**WHAT THE TASK ASKS:**
Copy these lines unchanged, starting with the line with "app-header: 足球 籃球 <box>0 40 466 88</box>" and going on through the line with "corner-count: 3:2 <box>146 248 169 264</box>".

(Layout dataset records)

** begin **

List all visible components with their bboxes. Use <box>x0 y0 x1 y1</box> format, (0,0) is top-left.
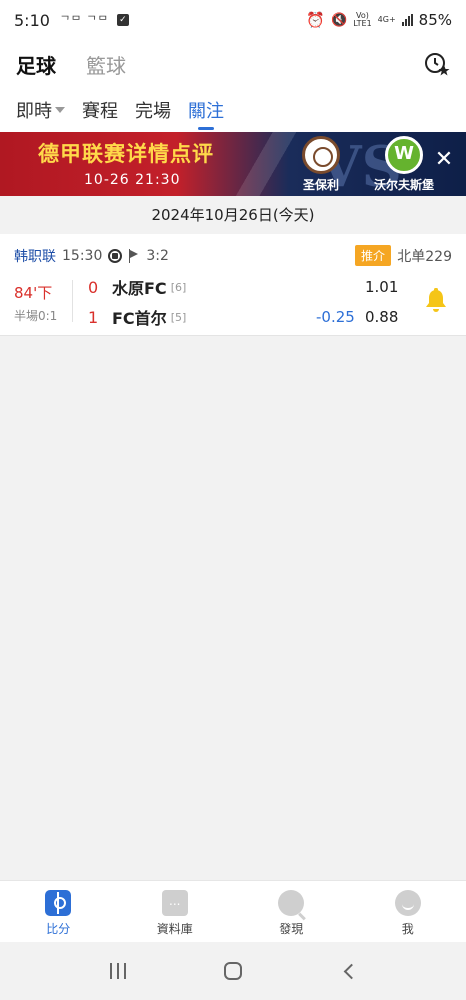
app-header: 足球 籃球 <box>0 40 466 88</box>
notification-icons: ᄀᄆ ᄀᄆ <box>59 14 109 27</box>
nav-item-score[interactable]: 比分 <box>0 881 117 942</box>
dropdown-caret-icon <box>55 107 65 113</box>
discover-icon <box>278 890 305 916</box>
banner-away-team: 沃尔夫斯堡 <box>373 178 434 192</box>
away-team-row: 1 FC首尔 [5] -0.25 0.88 <box>88 306 418 329</box>
football-icon <box>108 249 123 263</box>
nav-score-label: 比分 <box>46 922 71 936</box>
away-team-name: FC首尔 <box>112 309 167 328</box>
tab-finished-label: 完場 <box>135 101 171 122</box>
halftime-score: 半場0:1 <box>14 309 58 323</box>
alarm-icon: ⏰ <box>306 11 326 29</box>
volte-indicator: Vo) LTE1 <box>353 12 371 28</box>
tab-following-label: 關注 <box>188 101 224 122</box>
checkbox-notification-icon: ✓ <box>116 14 129 26</box>
home-button[interactable] <box>213 956 253 986</box>
corner-count: 3:2 <box>146 248 169 264</box>
system-navigation-bar <box>0 942 466 1000</box>
lottery-number: 北单229 <box>397 249 452 265</box>
nav-item-me[interactable]: 我 <box>350 881 466 942</box>
back-icon <box>343 963 360 979</box>
tab-schedule-label: 賽程 <box>82 101 118 122</box>
banner-home-team: 圣保利 <box>302 178 339 192</box>
nav-me-label: 我 <box>401 922 414 936</box>
filter-tabs: 即時 賽程 完場 關注 <box>0 88 466 132</box>
banner-datetime: 10-26 21:30 <box>84 172 181 188</box>
bell-icon[interactable] <box>424 288 448 314</box>
back-button[interactable] <box>328 956 368 986</box>
home-team-row: 0 水原FC [6] 1.01 <box>88 276 418 299</box>
history-clock-icon[interactable] <box>424 51 450 77</box>
network-type: 4G+ <box>377 15 396 24</box>
tab-schedule[interactable]: 賽程 <box>82 88 118 132</box>
banner-headline: 德甲联赛详情点评 <box>38 142 214 166</box>
sport-tab-football[interactable]: 足球 <box>16 50 56 79</box>
volte-bottom: LTE1 <box>353 19 372 28</box>
tab-live-label: 即時 <box>16 101 52 122</box>
away-team-rank: [5] <box>170 310 187 324</box>
corner-flag-icon <box>128 249 140 263</box>
mute-icon: 🔇 <box>331 12 348 28</box>
tab-finished[interactable]: 完場 <box>135 88 171 132</box>
nav-database-label: 資料庫 <box>156 922 193 936</box>
profile-icon <box>394 890 421 916</box>
database-icon <box>161 890 188 916</box>
signal-icon <box>401 14 413 26</box>
recent-apps-button[interactable] <box>98 956 138 986</box>
divider <box>72 280 73 322</box>
app-screen: 5:10 ᄀᄆ ᄀᄆ ✓ ⏰ 🔇 Vo) LTE1 4G+ 85% 足球 籃球 <box>0 0 466 1000</box>
recommend-badge[interactable]: 推介 <box>355 245 392 266</box>
home-score: 0 <box>88 277 99 297</box>
sport-tab-basketball[interactable]: 籃球 <box>86 50 126 79</box>
away-odds: 0.88 <box>365 308 399 326</box>
tab-following[interactable]: 關注 <box>188 88 224 132</box>
nav-discover-label: 發現 <box>279 922 304 936</box>
banner-close-icon[interactable]: ✕ <box>432 148 456 172</box>
kickoff-time: 15:30 <box>62 248 103 264</box>
away-handicap: -0.25 <box>316 308 355 326</box>
promo-banner[interactable]: 德甲联赛详情点评 10-26 21:30 VS 圣保利 沃尔夫斯堡 ✕ <box>0 132 466 196</box>
home-team-rank: [6] <box>170 280 187 294</box>
bottom-navigation: 比分 資料庫 發現 我 <box>0 880 466 942</box>
nav-item-discover[interactable]: 發現 <box>233 881 350 942</box>
status-time: 5:10 <box>14 10 50 30</box>
league-name[interactable]: 韩职联 <box>14 246 56 266</box>
st-pauli-logo-icon <box>302 136 340 174</box>
away-score: 1 <box>88 307 99 327</box>
battery-level: 85% <box>418 11 452 29</box>
date-header: 2024年10月26日(今天) <box>0 196 466 234</box>
match-card[interactable]: 韩职联 15:30 3:2 推介 北单229 84'下 半場0:1 0 水原FC… <box>0 234 466 336</box>
match-meta: 韩职联 15:30 3:2 <box>14 246 169 266</box>
banner-away-club: 沃尔夫斯堡 <box>366 136 442 193</box>
score-icon <box>45 890 72 916</box>
home-odds: 1.01 <box>365 278 399 296</box>
recent-apps-icon <box>109 963 126 979</box>
wolfsburg-logo-icon <box>385 136 423 174</box>
home-icon <box>223 962 242 980</box>
match-minute: 84'下 <box>14 284 53 302</box>
nav-item-database[interactable]: 資料庫 <box>117 881 234 942</box>
banner-home-club: 圣保利 <box>283 136 359 193</box>
home-team-name: 水原FC <box>112 279 167 298</box>
status-bar: 5:10 ᄀᄆ ᄀᄆ ✓ ⏰ 🔇 Vo) LTE1 4G+ 85% <box>0 0 466 40</box>
tab-live[interactable]: 即時 <box>16 88 65 132</box>
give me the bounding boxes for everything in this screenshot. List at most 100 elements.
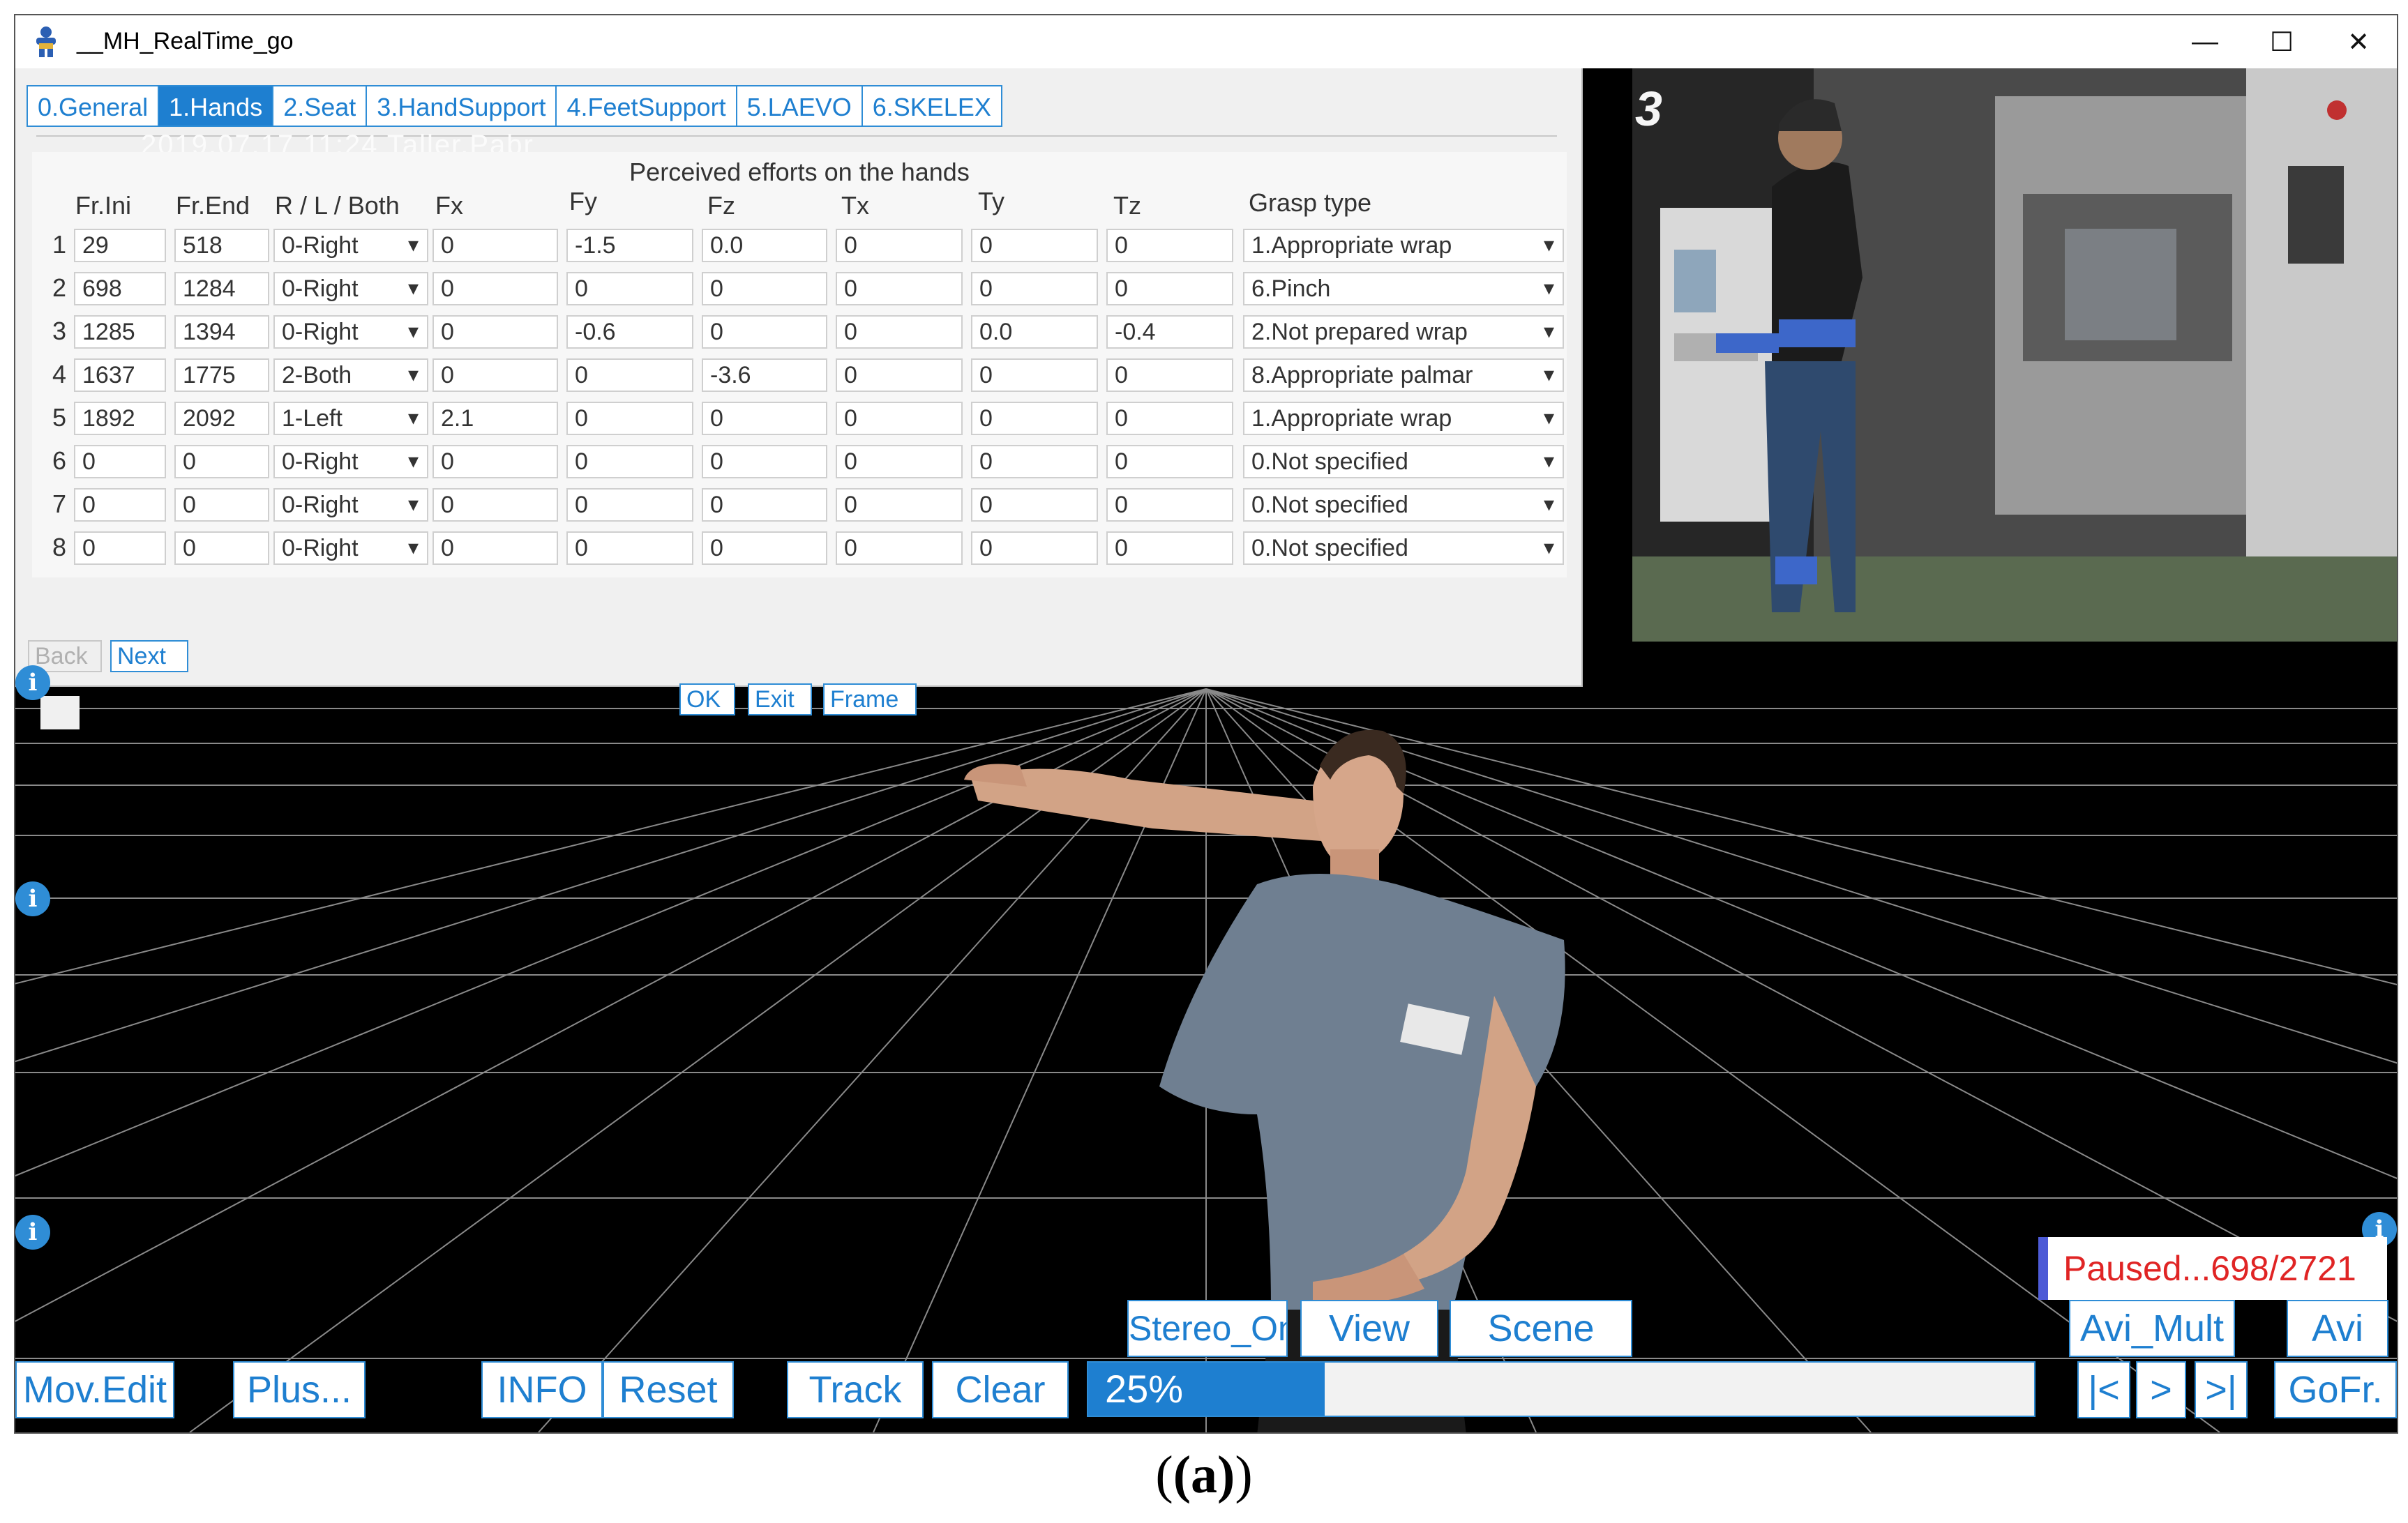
mov-edit-button[interactable]: Mov.Edit — [15, 1361, 174, 1418]
field-ty[interactable]: 0 — [971, 445, 1098, 478]
field-ini[interactable]: 0 — [74, 445, 166, 478]
progress-bar[interactable]: 25% — [1087, 1361, 2035, 1417]
field-fy[interactable]: -0.6 — [566, 315, 693, 349]
field-tx[interactable]: 0 — [836, 358, 963, 392]
field-tx[interactable]: 0 — [836, 445, 963, 478]
exit-button[interactable]: Exit — [748, 683, 812, 715]
side-dropdown[interactable]: 0-Right — [273, 229, 428, 262]
field-end[interactable]: 1394 — [174, 315, 269, 349]
maximize-icon[interactable]: ☐ — [2243, 15, 2320, 68]
field-tz[interactable]: 0 — [1106, 445, 1233, 478]
field-fz[interactable]: 0 — [702, 315, 827, 349]
field-ty[interactable]: 0.0 — [971, 315, 1098, 349]
field-ini[interactable]: 1285 — [74, 315, 166, 349]
field-fx[interactable]: 0 — [432, 531, 558, 565]
field-ty[interactable]: 0 — [971, 488, 1098, 522]
side-dropdown[interactable]: 0-Right — [273, 445, 428, 478]
last-frame-button[interactable]: >| — [2195, 1361, 2248, 1418]
field-ty[interactable]: 0 — [971, 229, 1098, 262]
field-end[interactable]: 518 — [174, 229, 269, 262]
scroll-handle[interactable] — [40, 696, 80, 729]
field-tz[interactable]: 0 — [1106, 229, 1233, 262]
field-fz[interactable]: 0.0 — [702, 229, 827, 262]
grasp-type-dropdown[interactable]: 0.Not specified — [1243, 445, 1564, 478]
field-tx[interactable]: 0 — [836, 531, 963, 565]
side-dropdown[interactable]: 0-Right — [273, 272, 428, 305]
field-fy[interactable]: 0 — [566, 531, 693, 565]
track-button[interactable]: Track — [787, 1361, 924, 1418]
field-fz[interactable]: -3.6 — [702, 358, 827, 392]
field-fy[interactable]: -1.5 — [566, 229, 693, 262]
avi-mult-button[interactable]: Avi_Mult — [2069, 1300, 2235, 1357]
close-icon[interactable]: ✕ — [2320, 15, 2397, 68]
tab-feet-support[interactable]: 4.FeetSupport — [555, 85, 737, 127]
field-fy[interactable]: 0 — [566, 445, 693, 478]
field-fz[interactable]: 0 — [702, 488, 827, 522]
side-dropdown[interactable]: 2-Both — [273, 358, 428, 392]
field-ty[interactable]: 0 — [971, 272, 1098, 305]
grasp-type-dropdown[interactable]: 2.Not prepared wrap — [1243, 315, 1564, 349]
tab-hands[interactable]: 1.Hands — [158, 85, 274, 127]
field-fz[interactable]: 0 — [702, 531, 827, 565]
side-dropdown[interactable]: 1-Left — [273, 402, 428, 435]
field-end[interactable]: 0 — [174, 488, 269, 522]
field-fz[interactable]: 0 — [702, 272, 827, 305]
field-end[interactable]: 1775 — [174, 358, 269, 392]
side-dropdown[interactable]: 0-Right — [273, 531, 428, 565]
side-dropdown[interactable]: 0-Right — [273, 315, 428, 349]
first-frame-button[interactable]: |< — [2077, 1361, 2130, 1418]
go-frame-button[interactable]: GoFr. — [2274, 1361, 2397, 1418]
field-tz[interactable]: 0 — [1106, 531, 1233, 565]
tab-laevo[interactable]: 5.LAEVO — [735, 85, 863, 127]
tab-hand-support[interactable]: 3.HandSupport — [366, 85, 557, 127]
field-fx[interactable]: 0 — [432, 358, 558, 392]
grasp-type-dropdown[interactable]: 0.Not specified — [1243, 488, 1564, 522]
info-icon[interactable]: i — [15, 881, 50, 916]
3d-viewport[interactable]: 3 0.General 1.Hands 2.Seat 3.HandSupport… — [15, 68, 2397, 1432]
field-fx[interactable]: 0 — [432, 315, 558, 349]
grasp-type-dropdown[interactable]: 1.Appropriate wrap — [1243, 229, 1564, 262]
field-tz[interactable]: -0.4 — [1106, 315, 1233, 349]
grasp-type-dropdown[interactable]: 6.Pinch — [1243, 272, 1564, 305]
field-ini[interactable]: 698 — [74, 272, 166, 305]
field-tx[interactable]: 0 — [836, 488, 963, 522]
field-ty[interactable]: 0 — [971, 531, 1098, 565]
grasp-type-dropdown[interactable]: 1.Appropriate wrap — [1243, 402, 1564, 435]
field-fy[interactable]: 0 — [566, 272, 693, 305]
field-end[interactable]: 0 — [174, 445, 269, 478]
field-fz[interactable]: 0 — [702, 402, 827, 435]
field-end[interactable]: 0 — [174, 531, 269, 565]
tab-general[interactable]: 0.General — [27, 85, 160, 127]
field-tx[interactable]: 0 — [836, 315, 963, 349]
field-ty[interactable]: 0 — [971, 402, 1098, 435]
field-fy[interactable]: 0 — [566, 358, 693, 392]
field-tz[interactable]: 0 — [1106, 272, 1233, 305]
ok-button[interactable]: OK — [679, 683, 735, 715]
field-ty[interactable]: 0 — [971, 358, 1098, 392]
info-icon[interactable]: i — [15, 665, 50, 700]
minimize-icon[interactable]: — — [2167, 15, 2243, 68]
info-button[interactable]: INFO — [481, 1361, 603, 1418]
frame-button[interactable]: Frame — [823, 683, 917, 715]
field-tz[interactable]: 0 — [1106, 358, 1233, 392]
next-button[interactable]: Next — [110, 640, 188, 672]
field-ini[interactable]: 0 — [74, 531, 166, 565]
field-tz[interactable]: 0 — [1106, 488, 1233, 522]
tab-seat[interactable]: 2.Seat — [272, 85, 368, 127]
avi-button[interactable]: Avi — [2287, 1300, 2388, 1357]
field-ini[interactable]: 29 — [74, 229, 166, 262]
field-fx[interactable]: 0 — [432, 272, 558, 305]
field-end[interactable]: 2092 — [174, 402, 269, 435]
field-tx[interactable]: 0 — [836, 402, 963, 435]
field-fy[interactable]: 0 — [566, 488, 693, 522]
field-ini[interactable]: 1892 — [74, 402, 166, 435]
clear-button[interactable]: Clear — [932, 1361, 1069, 1418]
play-button[interactable]: > — [2136, 1361, 2186, 1418]
reset-button[interactable]: Reset — [603, 1361, 734, 1418]
side-dropdown[interactable]: 0-Right — [273, 488, 428, 522]
field-tz[interactable]: 0 — [1106, 402, 1233, 435]
field-fx[interactable]: 0 — [432, 445, 558, 478]
scene-button[interactable]: Scene — [1450, 1300, 1632, 1357]
grasp-type-dropdown[interactable]: 8.Appropriate palmar — [1243, 358, 1564, 392]
tab-skelex[interactable]: 6.SKELEX — [861, 85, 1002, 127]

** end **

**FINAL ANSWER:**
app-header: 足球 籃球 <box>0 40 466 88</box>
notification-icons: ᄀᄆ ᄀᄆ <box>59 14 109 27</box>
nav-item-score[interactable]: 比分 <box>0 881 117 942</box>
dropdown-caret-icon <box>55 107 65 113</box>
discover-icon <box>278 890 305 916</box>
banner-away-team: 沃尔夫斯堡 <box>373 178 434 192</box>
away-team-row: 1 FC首尔 [5] -0.25 0.88 <box>88 306 418 329</box>
football-icon <box>108 249 123 263</box>
nav-score-label: 比分 <box>46 922 71 936</box>
away-team-name: FC首尔 <box>112 309 167 328</box>
tab-finished-label: 完場 <box>135 101 171 122</box>
halftime-score: 半場0:1 <box>14 309 58 323</box>
alarm-icon: ⏰ <box>306 11 326 29</box>
volte-indicator: Vo) LTE1 <box>353 12 371 28</box>
tab-following-label: 關注 <box>188 101 224 122</box>
checkbox-notification-icon: ✓ <box>116 14 129 26</box>
home-button[interactable] <box>213 956 253 986</box>
corner-count: 3:2 <box>146 248 169 264</box>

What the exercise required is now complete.